Collect all lines from the records below that include the word "arabic".

Dataset excerpts:
** start **

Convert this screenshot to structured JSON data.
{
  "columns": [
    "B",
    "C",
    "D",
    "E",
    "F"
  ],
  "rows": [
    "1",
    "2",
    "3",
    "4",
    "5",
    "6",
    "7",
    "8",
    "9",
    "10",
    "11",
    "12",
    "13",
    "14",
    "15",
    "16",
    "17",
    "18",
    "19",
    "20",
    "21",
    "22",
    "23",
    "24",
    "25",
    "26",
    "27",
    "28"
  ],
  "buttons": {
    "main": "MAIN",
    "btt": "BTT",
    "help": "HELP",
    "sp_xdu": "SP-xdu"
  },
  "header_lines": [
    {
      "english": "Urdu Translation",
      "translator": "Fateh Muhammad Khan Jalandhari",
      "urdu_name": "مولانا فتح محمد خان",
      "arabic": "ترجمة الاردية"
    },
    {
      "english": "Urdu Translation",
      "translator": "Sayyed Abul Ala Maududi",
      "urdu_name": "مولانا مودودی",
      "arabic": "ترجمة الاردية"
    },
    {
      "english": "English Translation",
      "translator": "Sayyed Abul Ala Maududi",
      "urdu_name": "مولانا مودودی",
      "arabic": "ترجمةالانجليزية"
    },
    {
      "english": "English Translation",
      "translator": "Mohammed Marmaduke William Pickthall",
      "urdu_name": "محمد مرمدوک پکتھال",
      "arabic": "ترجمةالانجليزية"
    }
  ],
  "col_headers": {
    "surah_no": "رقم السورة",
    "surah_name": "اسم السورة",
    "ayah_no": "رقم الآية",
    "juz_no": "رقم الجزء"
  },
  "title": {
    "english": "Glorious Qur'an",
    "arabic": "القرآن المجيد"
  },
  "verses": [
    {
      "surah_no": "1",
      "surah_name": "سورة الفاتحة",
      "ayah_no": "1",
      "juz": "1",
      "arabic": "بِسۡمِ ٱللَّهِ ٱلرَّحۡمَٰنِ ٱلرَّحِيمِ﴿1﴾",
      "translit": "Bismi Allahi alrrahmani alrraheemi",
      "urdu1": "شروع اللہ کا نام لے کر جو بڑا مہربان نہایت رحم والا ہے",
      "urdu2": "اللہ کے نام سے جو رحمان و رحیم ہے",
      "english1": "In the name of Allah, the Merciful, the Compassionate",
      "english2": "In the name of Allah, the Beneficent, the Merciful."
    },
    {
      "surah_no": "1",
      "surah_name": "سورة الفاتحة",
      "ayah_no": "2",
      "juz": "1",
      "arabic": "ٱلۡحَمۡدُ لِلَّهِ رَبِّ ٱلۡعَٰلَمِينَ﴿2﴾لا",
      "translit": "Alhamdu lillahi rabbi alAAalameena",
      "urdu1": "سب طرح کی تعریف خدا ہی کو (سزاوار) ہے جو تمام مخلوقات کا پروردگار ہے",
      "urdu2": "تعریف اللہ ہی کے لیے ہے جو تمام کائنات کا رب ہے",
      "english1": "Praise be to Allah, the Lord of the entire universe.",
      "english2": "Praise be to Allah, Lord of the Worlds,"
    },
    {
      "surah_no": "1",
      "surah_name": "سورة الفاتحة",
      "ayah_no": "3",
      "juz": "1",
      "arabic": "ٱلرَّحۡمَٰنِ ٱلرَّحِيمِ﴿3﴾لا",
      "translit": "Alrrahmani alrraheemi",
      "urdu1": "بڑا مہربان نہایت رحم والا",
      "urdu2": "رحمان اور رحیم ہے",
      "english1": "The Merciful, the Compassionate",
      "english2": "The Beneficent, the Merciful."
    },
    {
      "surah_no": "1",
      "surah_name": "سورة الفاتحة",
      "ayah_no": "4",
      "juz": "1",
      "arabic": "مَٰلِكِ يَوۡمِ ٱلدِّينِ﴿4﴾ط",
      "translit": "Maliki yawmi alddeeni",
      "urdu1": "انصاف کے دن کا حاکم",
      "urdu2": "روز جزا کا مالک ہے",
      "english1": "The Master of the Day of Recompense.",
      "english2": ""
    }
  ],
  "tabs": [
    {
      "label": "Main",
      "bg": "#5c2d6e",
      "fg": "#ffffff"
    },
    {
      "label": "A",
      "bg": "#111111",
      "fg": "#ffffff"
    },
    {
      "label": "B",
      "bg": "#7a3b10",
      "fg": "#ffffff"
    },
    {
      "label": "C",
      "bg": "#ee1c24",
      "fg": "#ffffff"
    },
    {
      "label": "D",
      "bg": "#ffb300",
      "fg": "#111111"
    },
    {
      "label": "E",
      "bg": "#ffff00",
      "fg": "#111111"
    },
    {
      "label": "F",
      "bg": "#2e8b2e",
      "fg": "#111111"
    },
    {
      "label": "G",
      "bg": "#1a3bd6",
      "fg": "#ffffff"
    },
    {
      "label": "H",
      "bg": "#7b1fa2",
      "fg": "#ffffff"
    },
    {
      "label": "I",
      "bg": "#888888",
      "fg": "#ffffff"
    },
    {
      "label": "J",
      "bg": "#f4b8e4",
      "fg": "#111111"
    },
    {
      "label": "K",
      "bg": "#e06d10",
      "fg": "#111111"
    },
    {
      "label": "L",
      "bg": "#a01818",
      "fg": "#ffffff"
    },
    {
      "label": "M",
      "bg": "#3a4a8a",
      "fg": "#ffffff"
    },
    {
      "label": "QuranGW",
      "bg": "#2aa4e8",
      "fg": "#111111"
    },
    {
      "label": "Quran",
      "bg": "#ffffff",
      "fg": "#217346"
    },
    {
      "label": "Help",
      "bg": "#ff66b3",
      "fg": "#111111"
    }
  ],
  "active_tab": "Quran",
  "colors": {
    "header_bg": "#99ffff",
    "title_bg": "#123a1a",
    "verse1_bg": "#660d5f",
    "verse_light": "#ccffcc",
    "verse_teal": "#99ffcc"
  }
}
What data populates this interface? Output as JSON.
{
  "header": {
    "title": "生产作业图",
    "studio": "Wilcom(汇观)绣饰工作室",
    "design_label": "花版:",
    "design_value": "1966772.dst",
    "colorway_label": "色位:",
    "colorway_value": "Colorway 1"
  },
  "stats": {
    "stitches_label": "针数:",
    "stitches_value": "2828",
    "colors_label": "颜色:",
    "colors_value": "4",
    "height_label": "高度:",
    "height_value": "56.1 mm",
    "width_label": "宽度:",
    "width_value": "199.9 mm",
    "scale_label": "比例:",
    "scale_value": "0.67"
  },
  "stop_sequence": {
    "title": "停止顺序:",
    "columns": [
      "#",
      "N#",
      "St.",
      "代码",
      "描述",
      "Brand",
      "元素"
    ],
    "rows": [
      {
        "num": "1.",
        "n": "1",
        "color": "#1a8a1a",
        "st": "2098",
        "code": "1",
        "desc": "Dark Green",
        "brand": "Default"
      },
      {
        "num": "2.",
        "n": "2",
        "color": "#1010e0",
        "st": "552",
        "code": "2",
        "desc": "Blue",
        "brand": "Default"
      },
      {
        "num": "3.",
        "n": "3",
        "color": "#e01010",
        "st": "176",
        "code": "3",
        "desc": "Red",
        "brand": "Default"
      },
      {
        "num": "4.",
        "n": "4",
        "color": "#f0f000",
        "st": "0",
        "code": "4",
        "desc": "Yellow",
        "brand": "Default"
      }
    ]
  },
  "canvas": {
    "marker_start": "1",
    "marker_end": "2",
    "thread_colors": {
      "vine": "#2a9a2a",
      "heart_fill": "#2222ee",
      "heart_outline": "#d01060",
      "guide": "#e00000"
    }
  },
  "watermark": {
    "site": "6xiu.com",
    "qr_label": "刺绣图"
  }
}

** end **

ANSWER BELOW
      "arabic": "ترجمة الاردية"
      "arabic": "ترجمة الاردية"
      "arabic": "ترجمةالانجليزية"
      "arabic": "ترجمةالانجليزية"
    "arabic": "القرآن المجيد"
      "arabic": "بِسۡمِ ٱللَّهِ ٱلرَّحۡمَٰنِ ٱلرَّحِيمِ﴿1﴾",
      "arabic": "ٱلۡحَمۡدُ لِلَّهِ رَبِّ ٱلۡعَٰلَمِينَ﴿2﴾لا",
      "arabic": "ٱلرَّحۡمَٰنِ ٱلرَّحِيمِ﴿3﴾لا",
      "arabic": "مَٰلِكِ يَوۡمِ ٱلدِّينِ﴿4﴾ط",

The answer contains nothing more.